Work instructions: Find each line with the string "shape" and report it.

= = =

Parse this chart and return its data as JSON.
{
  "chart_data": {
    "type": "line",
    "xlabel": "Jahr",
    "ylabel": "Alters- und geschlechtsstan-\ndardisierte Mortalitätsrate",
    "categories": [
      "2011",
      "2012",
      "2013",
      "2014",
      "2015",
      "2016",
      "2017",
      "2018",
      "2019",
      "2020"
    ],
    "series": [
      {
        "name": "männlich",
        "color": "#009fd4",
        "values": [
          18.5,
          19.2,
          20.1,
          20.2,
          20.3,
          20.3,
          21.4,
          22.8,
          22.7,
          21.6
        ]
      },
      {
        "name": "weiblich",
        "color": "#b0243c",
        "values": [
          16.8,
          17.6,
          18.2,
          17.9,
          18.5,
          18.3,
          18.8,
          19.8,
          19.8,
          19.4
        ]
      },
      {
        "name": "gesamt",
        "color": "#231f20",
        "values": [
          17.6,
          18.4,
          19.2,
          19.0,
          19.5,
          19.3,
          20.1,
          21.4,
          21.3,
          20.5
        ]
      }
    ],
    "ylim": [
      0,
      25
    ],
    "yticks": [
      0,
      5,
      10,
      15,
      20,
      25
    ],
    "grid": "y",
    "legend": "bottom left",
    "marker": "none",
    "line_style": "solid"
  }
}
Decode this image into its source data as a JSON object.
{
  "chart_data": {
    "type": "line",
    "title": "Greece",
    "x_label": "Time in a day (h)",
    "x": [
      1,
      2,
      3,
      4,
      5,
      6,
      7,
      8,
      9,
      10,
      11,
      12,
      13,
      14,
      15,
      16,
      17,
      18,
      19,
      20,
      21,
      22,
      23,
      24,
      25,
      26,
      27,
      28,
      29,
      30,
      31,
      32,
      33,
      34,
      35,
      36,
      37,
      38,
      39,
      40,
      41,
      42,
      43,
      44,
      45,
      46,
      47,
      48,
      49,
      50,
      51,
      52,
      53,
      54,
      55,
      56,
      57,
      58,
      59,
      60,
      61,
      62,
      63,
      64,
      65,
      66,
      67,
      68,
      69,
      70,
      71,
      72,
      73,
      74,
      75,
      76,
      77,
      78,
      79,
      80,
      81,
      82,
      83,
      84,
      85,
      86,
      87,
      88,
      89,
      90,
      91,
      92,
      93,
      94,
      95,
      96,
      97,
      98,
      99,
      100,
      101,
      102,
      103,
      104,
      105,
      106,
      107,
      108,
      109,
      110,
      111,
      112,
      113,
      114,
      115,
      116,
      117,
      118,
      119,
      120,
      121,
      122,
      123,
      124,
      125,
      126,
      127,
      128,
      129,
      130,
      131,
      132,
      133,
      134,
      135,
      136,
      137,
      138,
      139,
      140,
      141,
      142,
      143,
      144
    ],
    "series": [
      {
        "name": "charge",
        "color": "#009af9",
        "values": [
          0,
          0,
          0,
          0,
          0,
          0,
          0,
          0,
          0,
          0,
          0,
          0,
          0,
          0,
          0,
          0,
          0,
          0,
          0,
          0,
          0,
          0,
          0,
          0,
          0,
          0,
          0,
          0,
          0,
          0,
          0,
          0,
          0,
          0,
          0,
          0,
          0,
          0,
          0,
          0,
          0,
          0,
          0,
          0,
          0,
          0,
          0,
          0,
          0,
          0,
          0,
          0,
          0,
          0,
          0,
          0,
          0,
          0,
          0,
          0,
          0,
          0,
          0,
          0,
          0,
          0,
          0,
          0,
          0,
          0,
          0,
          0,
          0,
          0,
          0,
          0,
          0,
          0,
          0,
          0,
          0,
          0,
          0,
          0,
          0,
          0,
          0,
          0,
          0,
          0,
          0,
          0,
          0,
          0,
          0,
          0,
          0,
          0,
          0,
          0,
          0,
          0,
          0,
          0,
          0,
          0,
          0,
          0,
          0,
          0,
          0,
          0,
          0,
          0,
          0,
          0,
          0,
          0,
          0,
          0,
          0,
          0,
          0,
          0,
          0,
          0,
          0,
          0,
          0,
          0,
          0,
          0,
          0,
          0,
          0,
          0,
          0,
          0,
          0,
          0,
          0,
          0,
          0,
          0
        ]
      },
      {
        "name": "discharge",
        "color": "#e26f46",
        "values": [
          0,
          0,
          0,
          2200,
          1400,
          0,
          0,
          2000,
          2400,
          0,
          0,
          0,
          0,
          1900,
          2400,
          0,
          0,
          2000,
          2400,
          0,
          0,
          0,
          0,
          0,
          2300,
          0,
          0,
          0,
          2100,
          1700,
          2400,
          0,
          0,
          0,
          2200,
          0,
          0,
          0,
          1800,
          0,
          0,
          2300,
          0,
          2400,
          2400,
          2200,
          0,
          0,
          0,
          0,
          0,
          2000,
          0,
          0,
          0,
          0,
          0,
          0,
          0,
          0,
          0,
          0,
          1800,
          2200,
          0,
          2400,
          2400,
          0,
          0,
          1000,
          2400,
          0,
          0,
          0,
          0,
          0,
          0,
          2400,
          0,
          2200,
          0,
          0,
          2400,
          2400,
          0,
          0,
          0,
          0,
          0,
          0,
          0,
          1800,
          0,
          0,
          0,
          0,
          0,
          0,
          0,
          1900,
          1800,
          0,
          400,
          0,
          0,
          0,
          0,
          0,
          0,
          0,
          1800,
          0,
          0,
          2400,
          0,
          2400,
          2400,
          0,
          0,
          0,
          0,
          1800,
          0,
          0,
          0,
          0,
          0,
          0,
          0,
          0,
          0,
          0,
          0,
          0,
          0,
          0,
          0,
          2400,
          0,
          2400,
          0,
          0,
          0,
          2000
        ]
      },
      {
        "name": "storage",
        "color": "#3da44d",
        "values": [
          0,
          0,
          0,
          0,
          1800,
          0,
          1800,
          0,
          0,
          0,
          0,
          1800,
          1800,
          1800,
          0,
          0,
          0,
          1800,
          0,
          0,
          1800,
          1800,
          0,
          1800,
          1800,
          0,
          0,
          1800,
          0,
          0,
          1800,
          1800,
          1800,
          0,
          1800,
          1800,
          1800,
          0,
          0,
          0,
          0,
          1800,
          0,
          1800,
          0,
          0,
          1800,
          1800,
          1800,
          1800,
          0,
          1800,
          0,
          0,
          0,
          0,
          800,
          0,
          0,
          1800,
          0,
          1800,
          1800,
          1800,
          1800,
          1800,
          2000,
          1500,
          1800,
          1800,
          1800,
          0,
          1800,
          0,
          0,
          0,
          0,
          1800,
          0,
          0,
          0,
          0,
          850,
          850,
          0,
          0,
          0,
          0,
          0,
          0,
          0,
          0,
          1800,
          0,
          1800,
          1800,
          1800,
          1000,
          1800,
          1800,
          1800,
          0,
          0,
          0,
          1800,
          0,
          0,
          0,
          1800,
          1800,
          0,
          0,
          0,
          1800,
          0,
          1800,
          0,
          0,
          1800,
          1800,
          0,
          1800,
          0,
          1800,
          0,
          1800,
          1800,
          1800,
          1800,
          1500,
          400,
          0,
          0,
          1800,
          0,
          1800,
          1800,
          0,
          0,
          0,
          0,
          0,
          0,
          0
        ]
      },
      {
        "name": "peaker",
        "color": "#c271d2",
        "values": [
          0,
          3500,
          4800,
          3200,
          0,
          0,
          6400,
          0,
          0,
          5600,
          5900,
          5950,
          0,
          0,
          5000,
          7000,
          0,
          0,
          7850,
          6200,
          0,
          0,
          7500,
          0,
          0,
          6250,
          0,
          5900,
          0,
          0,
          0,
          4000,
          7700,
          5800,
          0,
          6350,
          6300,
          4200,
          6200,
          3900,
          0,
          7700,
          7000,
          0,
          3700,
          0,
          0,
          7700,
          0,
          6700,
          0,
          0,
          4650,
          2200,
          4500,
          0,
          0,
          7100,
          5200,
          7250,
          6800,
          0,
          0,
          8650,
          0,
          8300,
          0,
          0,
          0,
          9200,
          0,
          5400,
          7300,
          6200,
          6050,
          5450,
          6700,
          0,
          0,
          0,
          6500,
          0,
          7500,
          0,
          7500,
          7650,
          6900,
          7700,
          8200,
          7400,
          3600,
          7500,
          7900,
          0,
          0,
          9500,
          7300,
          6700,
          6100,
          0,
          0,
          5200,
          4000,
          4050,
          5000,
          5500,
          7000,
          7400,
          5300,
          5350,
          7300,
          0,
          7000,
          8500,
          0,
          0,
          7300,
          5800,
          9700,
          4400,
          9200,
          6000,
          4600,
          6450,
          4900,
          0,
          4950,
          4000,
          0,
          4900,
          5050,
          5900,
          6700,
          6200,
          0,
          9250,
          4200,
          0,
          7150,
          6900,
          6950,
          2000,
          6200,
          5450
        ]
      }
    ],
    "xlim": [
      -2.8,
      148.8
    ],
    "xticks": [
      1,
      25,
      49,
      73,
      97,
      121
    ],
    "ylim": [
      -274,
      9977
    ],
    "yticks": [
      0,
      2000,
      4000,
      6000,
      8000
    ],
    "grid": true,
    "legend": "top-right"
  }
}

= = =

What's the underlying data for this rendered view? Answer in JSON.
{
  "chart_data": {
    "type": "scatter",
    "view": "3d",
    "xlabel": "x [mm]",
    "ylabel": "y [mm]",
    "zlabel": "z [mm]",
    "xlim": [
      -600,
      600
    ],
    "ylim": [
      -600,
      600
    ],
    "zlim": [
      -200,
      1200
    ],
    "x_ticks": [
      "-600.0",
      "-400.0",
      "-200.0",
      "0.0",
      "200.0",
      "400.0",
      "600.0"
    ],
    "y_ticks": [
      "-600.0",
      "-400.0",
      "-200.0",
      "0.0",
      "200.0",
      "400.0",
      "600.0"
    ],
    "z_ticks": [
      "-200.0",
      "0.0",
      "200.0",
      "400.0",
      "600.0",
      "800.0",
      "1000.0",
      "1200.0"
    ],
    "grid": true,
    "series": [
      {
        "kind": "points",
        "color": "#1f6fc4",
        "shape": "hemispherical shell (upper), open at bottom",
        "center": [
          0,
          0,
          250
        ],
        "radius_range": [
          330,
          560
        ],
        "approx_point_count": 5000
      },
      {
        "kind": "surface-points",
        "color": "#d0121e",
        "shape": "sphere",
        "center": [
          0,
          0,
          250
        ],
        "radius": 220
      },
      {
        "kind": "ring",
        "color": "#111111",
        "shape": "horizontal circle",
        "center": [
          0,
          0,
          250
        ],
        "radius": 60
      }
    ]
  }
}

= = =

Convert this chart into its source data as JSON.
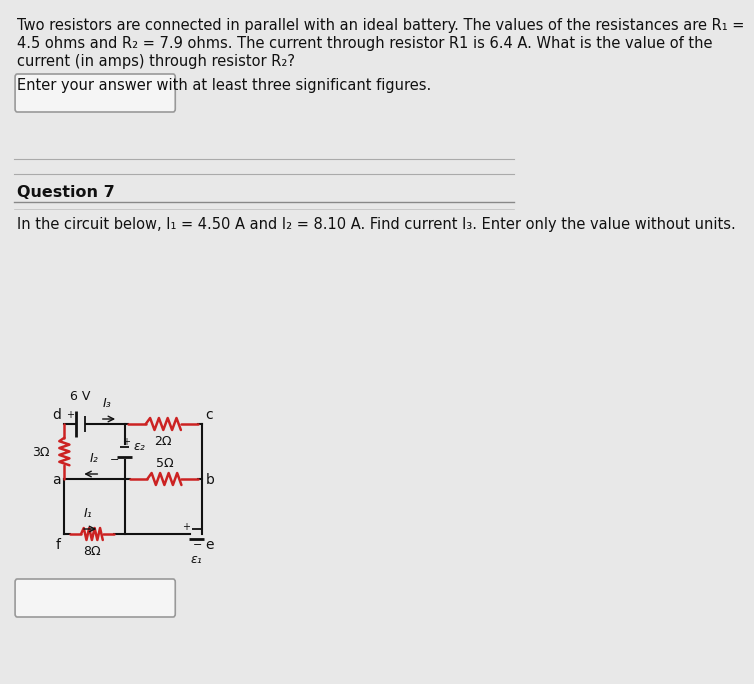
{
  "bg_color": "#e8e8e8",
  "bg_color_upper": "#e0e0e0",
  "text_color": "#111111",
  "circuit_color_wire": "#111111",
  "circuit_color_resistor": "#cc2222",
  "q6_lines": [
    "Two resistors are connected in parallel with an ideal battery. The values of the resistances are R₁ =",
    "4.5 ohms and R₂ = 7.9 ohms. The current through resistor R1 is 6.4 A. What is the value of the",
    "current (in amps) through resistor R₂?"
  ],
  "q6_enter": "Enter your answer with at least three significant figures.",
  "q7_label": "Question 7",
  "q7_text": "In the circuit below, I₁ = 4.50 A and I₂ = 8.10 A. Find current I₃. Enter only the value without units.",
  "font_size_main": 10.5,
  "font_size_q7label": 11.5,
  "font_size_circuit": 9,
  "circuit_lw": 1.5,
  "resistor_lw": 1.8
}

= = =

Written solution:
        "shape": "hemispherical shell (upper), open at bottom",
        "shape": "sphere",
        "shape": "horizontal circle",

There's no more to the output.